» **EXERCISE TASK**
Write out the records below once more, exactly as they stand.

== RECORDS PROVIDED ==

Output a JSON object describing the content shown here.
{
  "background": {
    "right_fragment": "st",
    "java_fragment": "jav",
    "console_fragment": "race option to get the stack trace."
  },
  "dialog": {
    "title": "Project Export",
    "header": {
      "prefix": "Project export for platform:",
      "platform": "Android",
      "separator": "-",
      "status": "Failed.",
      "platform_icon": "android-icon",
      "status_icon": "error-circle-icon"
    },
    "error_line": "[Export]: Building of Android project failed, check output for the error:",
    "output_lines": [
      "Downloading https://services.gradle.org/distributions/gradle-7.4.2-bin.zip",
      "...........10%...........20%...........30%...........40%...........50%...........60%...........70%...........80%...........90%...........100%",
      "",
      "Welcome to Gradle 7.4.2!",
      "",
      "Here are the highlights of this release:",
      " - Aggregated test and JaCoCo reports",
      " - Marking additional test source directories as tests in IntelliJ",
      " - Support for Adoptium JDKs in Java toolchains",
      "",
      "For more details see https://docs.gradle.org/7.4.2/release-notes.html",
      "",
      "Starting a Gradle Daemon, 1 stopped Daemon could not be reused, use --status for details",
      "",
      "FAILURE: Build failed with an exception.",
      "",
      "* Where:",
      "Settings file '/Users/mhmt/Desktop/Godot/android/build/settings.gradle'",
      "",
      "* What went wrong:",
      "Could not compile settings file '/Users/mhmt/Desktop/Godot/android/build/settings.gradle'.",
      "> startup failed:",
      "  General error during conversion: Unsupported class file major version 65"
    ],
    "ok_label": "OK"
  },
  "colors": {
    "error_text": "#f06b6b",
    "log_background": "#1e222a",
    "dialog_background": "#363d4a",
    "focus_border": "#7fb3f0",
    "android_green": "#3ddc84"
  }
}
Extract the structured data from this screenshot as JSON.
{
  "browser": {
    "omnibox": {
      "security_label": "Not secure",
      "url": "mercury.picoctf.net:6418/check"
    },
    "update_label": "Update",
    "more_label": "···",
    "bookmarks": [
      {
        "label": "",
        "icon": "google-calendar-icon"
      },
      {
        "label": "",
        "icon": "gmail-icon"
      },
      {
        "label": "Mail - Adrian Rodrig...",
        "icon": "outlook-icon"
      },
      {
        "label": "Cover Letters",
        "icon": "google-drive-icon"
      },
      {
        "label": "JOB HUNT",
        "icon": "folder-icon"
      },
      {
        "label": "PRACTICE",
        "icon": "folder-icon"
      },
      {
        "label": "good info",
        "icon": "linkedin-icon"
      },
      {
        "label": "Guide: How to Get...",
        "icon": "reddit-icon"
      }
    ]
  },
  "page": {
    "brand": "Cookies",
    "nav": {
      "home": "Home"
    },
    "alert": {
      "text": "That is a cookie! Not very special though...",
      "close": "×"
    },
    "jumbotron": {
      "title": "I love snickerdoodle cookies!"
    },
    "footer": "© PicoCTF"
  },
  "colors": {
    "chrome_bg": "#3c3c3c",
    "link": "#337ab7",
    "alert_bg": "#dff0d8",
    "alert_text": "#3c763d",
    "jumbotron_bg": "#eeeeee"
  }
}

===

» **REPLY**
Output a JSON object describing the content shown here.
{
  "background": {
    "right_fragment": "st",
    "java_fragment": "jav",
    "console_fragment": "race option to get the stack trace."
  },
  "dialog": {
    "title": "Project Export",
    "header": {
      "prefix": "Project export for platform:",
      "platform": "Android",
      "separator": "-",
      "status": "Failed.",
      "platform_icon": "android-icon",
      "status_icon": "error-circle-icon"
    },
    "error_line": "[Export]: Building of Android project failed, check output for the error:",
    "output_lines": [
      "Downloading https://services.gradle.org/distributions/gradle-7.4.2-bin.zip",
      "...........10%...........20%...........30%...........40%...........50%...........60%...........70%...........80%...........90%...........100%",
      "",
      "Welcome to Gradle 7.4.2!",
      "",
      "Here are the highlights of this release:",
      " - Aggregated test and JaCoCo reports",
      " - Marking additional test source directories as tests in IntelliJ",
      " - Support for Adoptium JDKs in Java toolchains",
      "",
      "For more details see https://docs.gradle.org/7.4.2/release-notes.html",
      "",
      "Starting a Gradle Daemon, 1 stopped Daemon could not be reused, use --status for details",
      "",
      "FAILURE: Build failed with an exception.",
      "",
      "* Where:",
      "Settings file '/Users/mhmt/Desktop/Godot/android/build/settings.gradle'",
      "",
      "* What went wrong:",
      "Could not compile settings file '/Users/mhmt/Desktop/Godot/android/build/settings.gradle'.",
      "> startup failed:",
      "  General error during conversion: Unsupported class file major version 65"
    ],
    "ok_label": "OK"
  },
  "colors": {
    "error_text": "#f06b6b",
    "log_background": "#1e222a",
    "dialog_background": "#363d4a",
    "focus_border": "#7fb3f0",
    "android_green": "#3ddc84"
  }
}
Extract the structured data from this screenshot as JSON.
{
  "browser": {
    "omnibox": {
      "security_label": "Not secure",
      "url": "mercury.picoctf.net:6418/check"
    },
    "update_label": "Update",
    "more_label": "···",
    "bookmarks": [
      {
        "label": "",
        "icon": "google-calendar-icon"
      },
      {
        "label": "",
        "icon": "gmail-icon"
      },
      {
        "label": "Mail - Adrian Rodrig...",
        "icon": "outlook-icon"
      },
      {
        "label": "Cover Letters",
        "icon": "google-drive-icon"
      },
      {
        "label": "JOB HUNT",
        "icon": "folder-icon"
      },
      {
        "label": "PRACTICE",
        "icon": "folder-icon"
      },
      {
        "label": "good info",
        "icon": "linkedin-icon"
      },
      {
        "label": "Guide: How to Get...",
        "icon": "reddit-icon"
      }
    ]
  },
  "page": {
    "brand": "Cookies",
    "nav": {
      "home": "Home"
    },
    "alert": {
      "text": "That is a cookie! Not very special though...",
      "close": "×"
    },
    "jumbotron": {
      "title": "I love snickerdoodle cookies!"
    },
    "footer": "© PicoCTF"
  },
  "colors": {
    "chrome_bg": "#3c3c3c",
    "link": "#337ab7",
    "alert_bg": "#dff0d8",
    "alert_text": "#3c763d",
    "jumbotron_bg": "#eeeeee"
  }
}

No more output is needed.